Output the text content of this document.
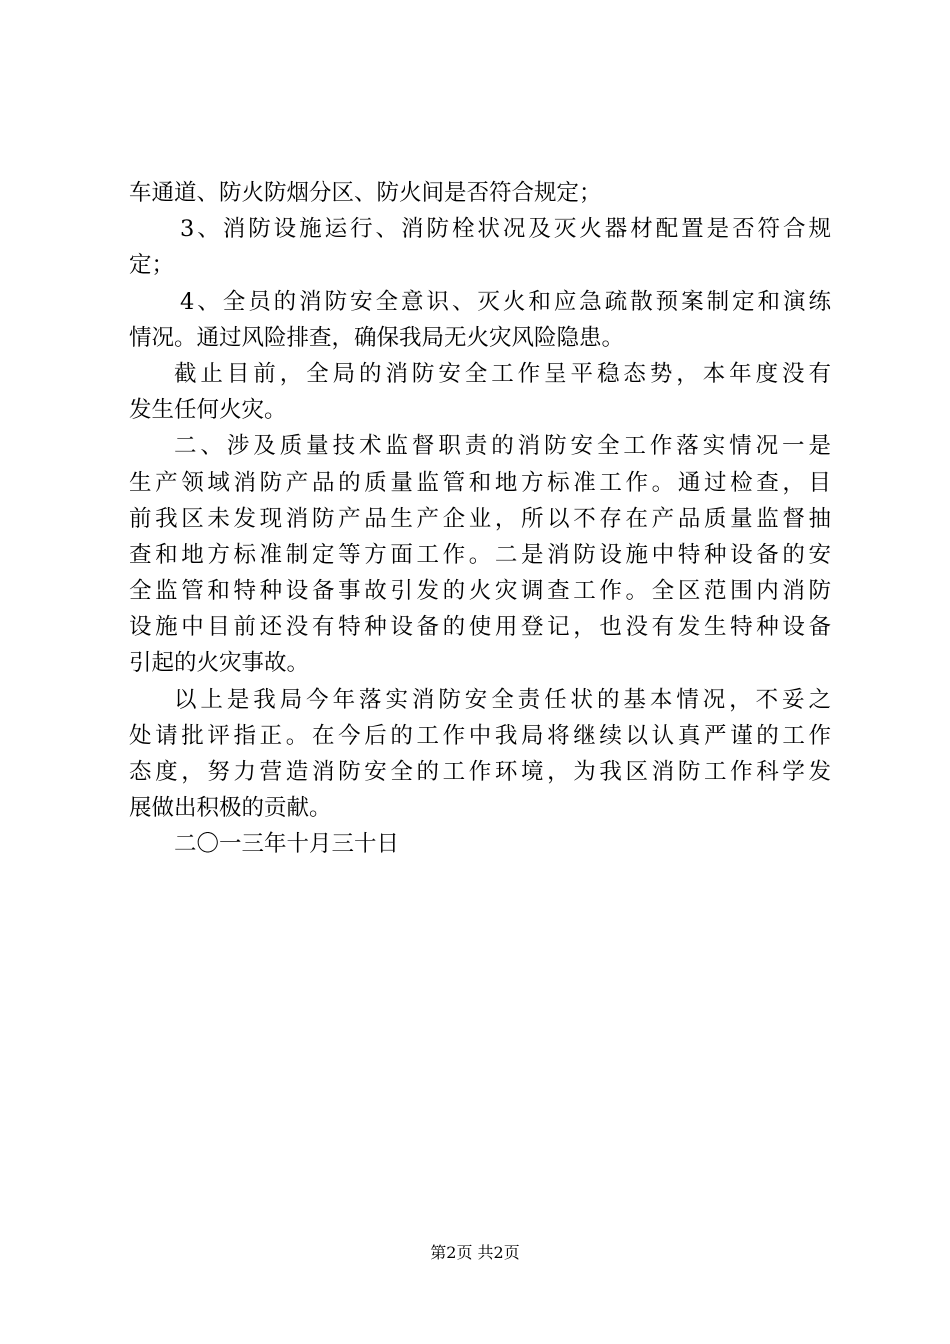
车通道、防火防烟分区、防火间是否符合规定；
3、消防设施运行、消防栓状况及灭火器材配置是否符合规
定；
4、全员的消防安全意识、灭火和应急疏散预案制定和演练
情况。通过风险排查，确保我局无火灾风险隐患。
截止目前，全局的消防安全工作呈平稳态势，本年度没有
发生任何火灾。
二、涉及质量技术监督职责的消防安全工作落实情况一是
生产领域消防产品的质量监管和地方标准工作。通过检查，目
前我区未发现消防产品生产企业，所以不存在产品质量监督抽
查和地方标准制定等方面工作。二是消防设施中特种设备的安
全监管和特种设备事故引发的火灾调查工作。全区范围内消防
设施中目前还没有特种设备的使用登记，也没有发生特种设备
引起的火灾事故。
以上是我局今年落实消防安全责任状的基本情况，不妥之
处请批评指正。在今后的工作中我局将继续以认真严谨的工作
态度，努力营造消防安全的工作环境，为我区消防工作科学发
展做出积极的贡献。
二〇一三年十月三十日
第2页 共2页
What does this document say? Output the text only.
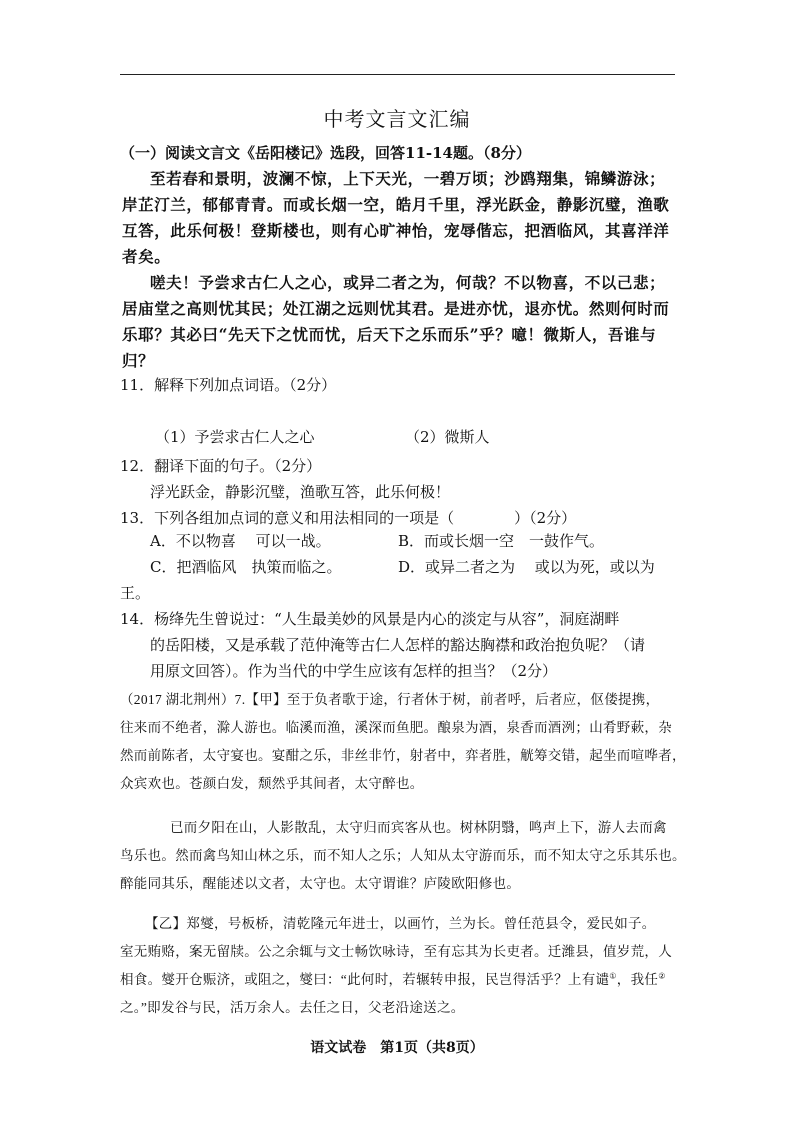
中考文言文汇编
（一）阅读文言文《岳阳楼记》选段，回答11-14题。（8分）
至若春和景明，波澜不惊，上下天光，一碧万顷；沙鸥翔集，锦鳞游泳；
岸芷汀兰，郁郁青青。而或长烟一空，皓月千里，浮光跃金，静影沉璧，渔歌
互答，此乐何极！登斯楼也，则有心旷神怡，宠辱偕忘，把酒临风，其喜洋洋
者矣。
嗟夫！予尝求古仁人之心，或异二者之为，何哉？不以物喜，不以己悲；
居庙堂之高则忧其民；处江湖之远则忧其君。是进亦忧，退亦忧。然则何时而
乐耶？其必曰“先天下之忧而忧，后天下之乐而乐”乎？噫！微斯人，吾谁与
归？
11．解释下列加点词语。（2分）
（1）予尝求古仁人之心	（2）微斯人
12．翻译下面的句子。（2分）
浮光跃金，静影沉璧，渔歌互答，此乐何极！
13．下列各组加点词的意义和用法相同的一项是（	）（2分）
A．不以物喜　 可以一战。	B．而或长烟一空　一鼓作气。
C．把酒临风　执策而临之。	D．或异二者之为　 或以为死，或以为
王。
14．杨绛先生曾说过：“人生最美妙的风景是内心的淡定与从容”，洞庭湖畔
的岳阳楼，又是承载了范仲淹等古仁人怎样的豁达胸襟和政治抱负呢？（请
用原文回答）。作为当代的中学生应该有怎样的担当？（2分）
（2017 湖北荆州）7.【甲】至于负者歌于途，行者休于树，前者呼，后者应，伛偻提携，
往来而不绝者，滁人游也。临溪而渔，溪深而鱼肥。酿泉为酒，泉香而酒洌；山肴野蔌，杂
然而前陈者，太守宴也。宴酣之乐，非丝非竹，射者中，弈者胜，觥筹交错，起坐而喧哗者，
众宾欢也。苍颜白发，颓然乎其间者，太守醉也。
已而夕阳在山，人影散乱，太守归而宾客从也。树林阴翳，鸣声上下，游人去而禽
鸟乐也。然而禽鸟知山林之乐，而不知人之乐；人知从太守游而乐，而不知太守之乐其乐也。
醉能同其乐，醒能述以文者，太守也。太守谓谁？庐陵欧阳修也。
【乙】郑燮，号板桥，清乾隆元年进士，以画竹，兰为长。曾任范县令，爱民如子。
室无贿赂，案无留牍。公之余辄与文士畅饮咏诗，至有忘其为长吏者。迁潍县，值岁荒，人
相食。燮开仓赈济，或阻之，燮曰：“此何时，若辗转申报，民岂得活乎？上有谴①，我任②
之。”即发谷与民，活万余人。去任之日，父老沿途送之。
语文试卷　第1页（共8页）
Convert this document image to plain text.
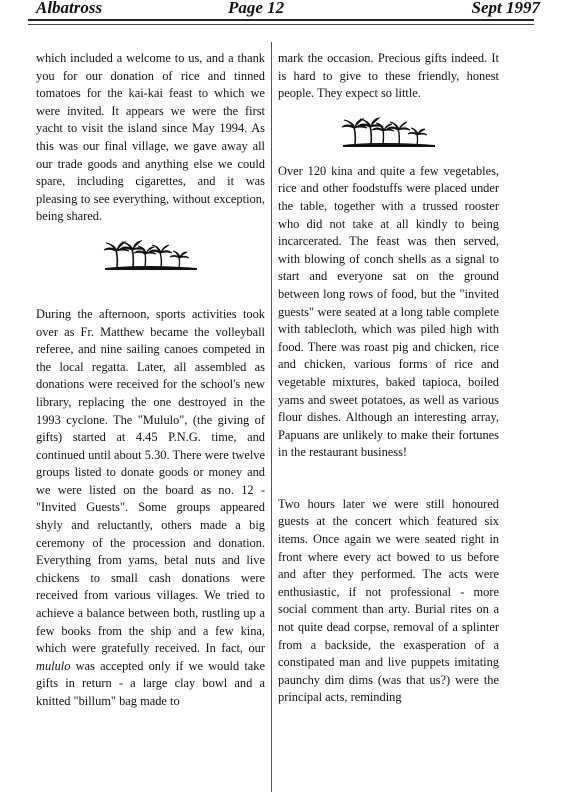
Albatross	Page 12	Sept 1997

which included a welcome to us, and a thank you for our donation of rice and tinned tomatoes for the kai-kai feast to which we were invited. It appears we were the first yacht to visit the island since May 1994. As this was our final village, we gave away all our trade goods and anything else we could spare, including cigarettes, and it was pleasing to see everything, without exception, being shared.

During the afternoon, sports activities took over as Fr. Matthew became the volleyball referee, and nine sailing canoes competed in the local regatta. Later, all assembled as donations were received for the school's new library, replacing the one destroyed in the 1993 cyclone. The "Mululo", (the giving of gifts) started at 4.45 P.N.G. time, and continued until about 5.30. There were twelve groups listed to donate goods or money and we were listed on the board as no. 12 - "Invited Guests". Some groups appeared shyly and reluctantly, others made a big ceremony of the procession and donation. Everything from yams, betal nuts and live chickens to small cash donations were received from various villages. We tried to achieve a balance between both, rustling up a few books from the ship and a few kina, which were gratefully received. In fact, our mululo was accepted only if we would take gifts in return - a large clay bowl and a knitted "billum" bag made to

mark the occasion. Precious gifts indeed. It is hard to give to these friendly, honest people. They expect so little.

Over 120 kina and quite a few vegetables, rice and other foodstuffs were placed under the table, together with a trussed rooster who did not take at all kindly to being incarcerated. The feast was then served, with blowing of conch shells as a signal to start and everyone sat on the ground between long rows of food, but the "invited guests" were seated at a long table complete with tablecloth, which was piled high with food. There was roast pig and chicken, rice and chicken, various forms of rice and vegetable mixtures, baked tapioca, boiled yams and sweet potatoes, as well as various flour dishes. Although an interesting array, Papuans are unlikely to make their fortunes in the restaurant business!

Two hours later we were still honoured guests at the concert which featured six items. Once again we were seated right in front where every act bowed to us before and after they performed. The acts were enthusiastic, if not professional - more social comment than arty. Burial rites on a not quite dead corpse, removal of a splinter from a backside, the exasperation of a constipated man and live puppets imitating paunchy dim dims (was that us?) were the principal acts, reminding
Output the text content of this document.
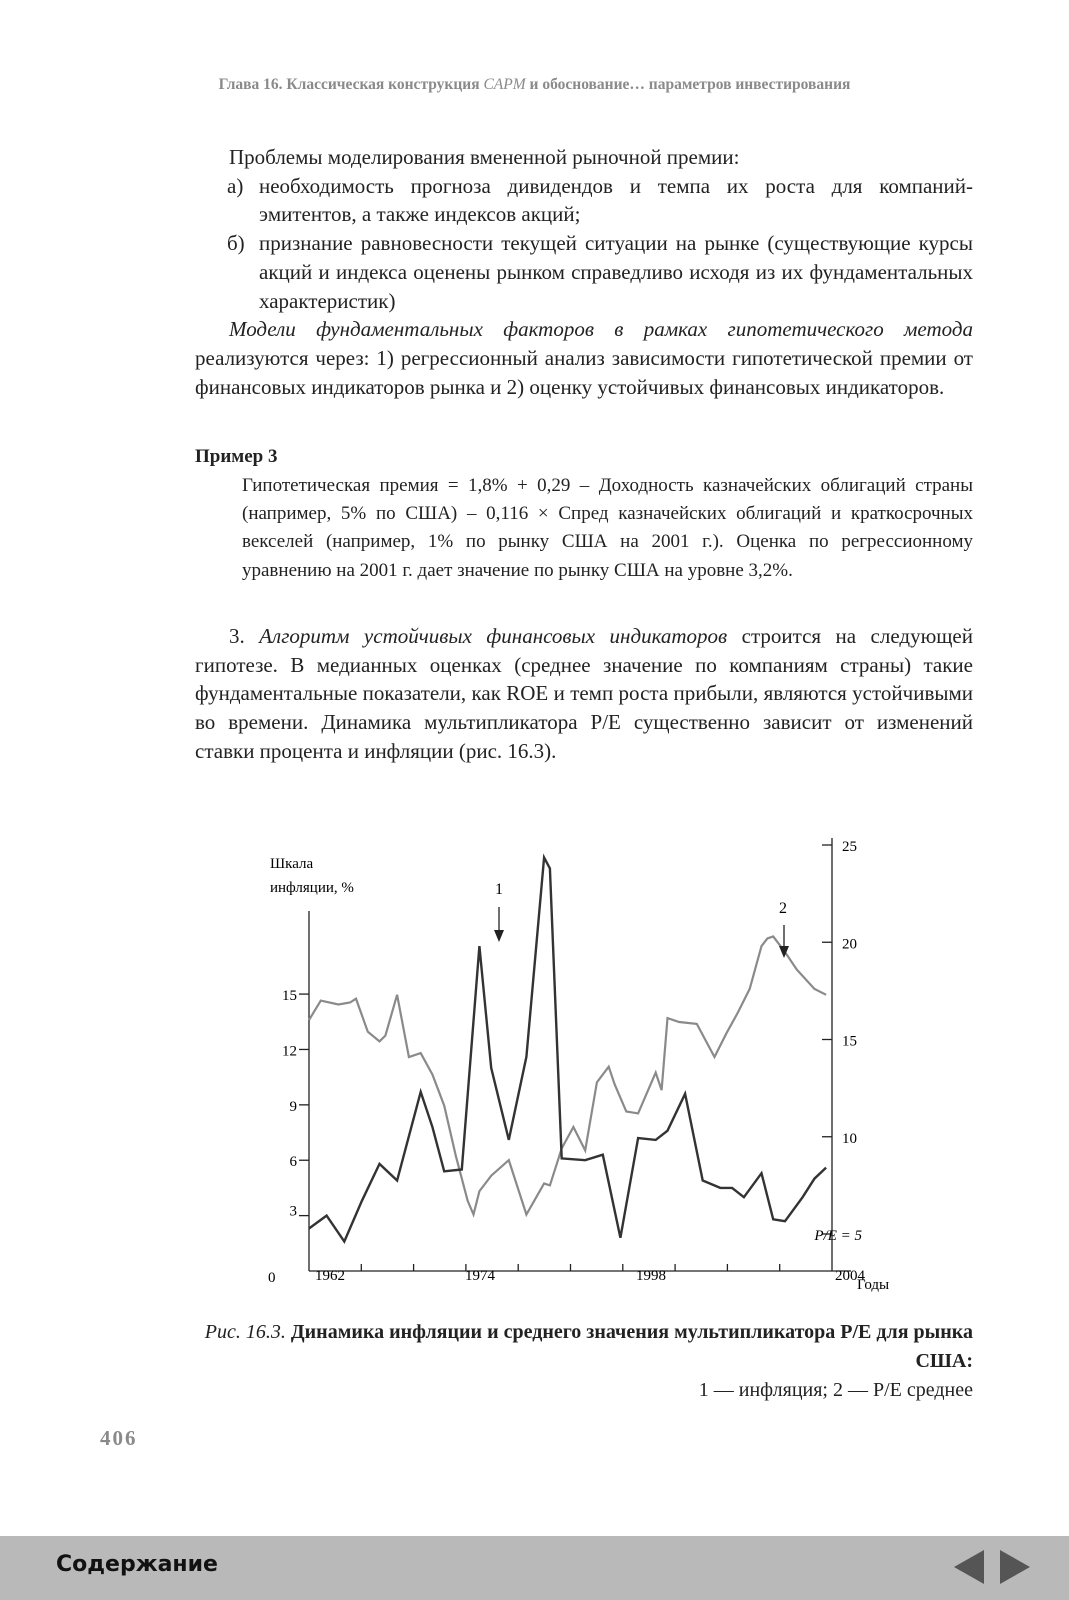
Глава 16. Классическая конструкция CAPM и обоснование… параметров инвестирования

Проблемы моделирования вмененной рыночной премии:

а) необходимость прогноза дивидендов и темпа их роста для компаний-эмитентов, а также индексов акций;

б) признание равновесности текущей ситуации на рынке (существующие курсы акций и индекса оценены рынком справедливо исходя из их фундаментальных характеристик)

Модели фундаментальных факторов в рамках гипотетического метода реализуются через: 1) регрессионный анализ зависимости гипотетической премии от финансовых индикаторов рынка и 2) оценку устойчивых финансовых индикаторов.

Пример 3
Гипотетическая премия = 1,8% + 0,29 – Доходность казначейских облигаций страны (например, 5% по США) – 0,116 × Спред казначейских облигаций и краткосрочных векселей (например, 1% по рынку США на 2001 г.). Оценка по регрессионному уравнению на 2001 г. дает значение по рынку США на уровне 3,2%.

3. Алгоритм устойчивых финансовых индикаторов строится на следующей гипотезе. В медианных оценках (среднее значение по компаниям страны) такие фундаментальные показатели, как ROE и темп роста прибыли, являются устойчивыми во времени. Динамика мультипликатора P/E существенно зависит от изменений ставки процента и инфляции (рис. 16.3).

3
6
9
12
15
P/E = 5
10
15
20
25
1962	1974	1998	2004
Шкала
инфляции, %
Годы
0
1
2
Рис. 16.3. Динамика инфляции и среднего значения мультипликатора P/E для рынка США:
1 — инфляция; 2 — P/E среднее
406
Содержание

#### Given request:
Copy every line from the entries that contains the word "рынка".

#### The answer:
Модели фундаментальных факторов в рамках гипотетического метода реализуются через: 1) регрессионный анализ зависимости гипотетической премии от финансовых индикаторов рынка и 2) оценку устойчивых финансовых индикаторов.
Рис. 16.3. Динамика инфляции и среднего значения мультипликатора P/E для рынка США:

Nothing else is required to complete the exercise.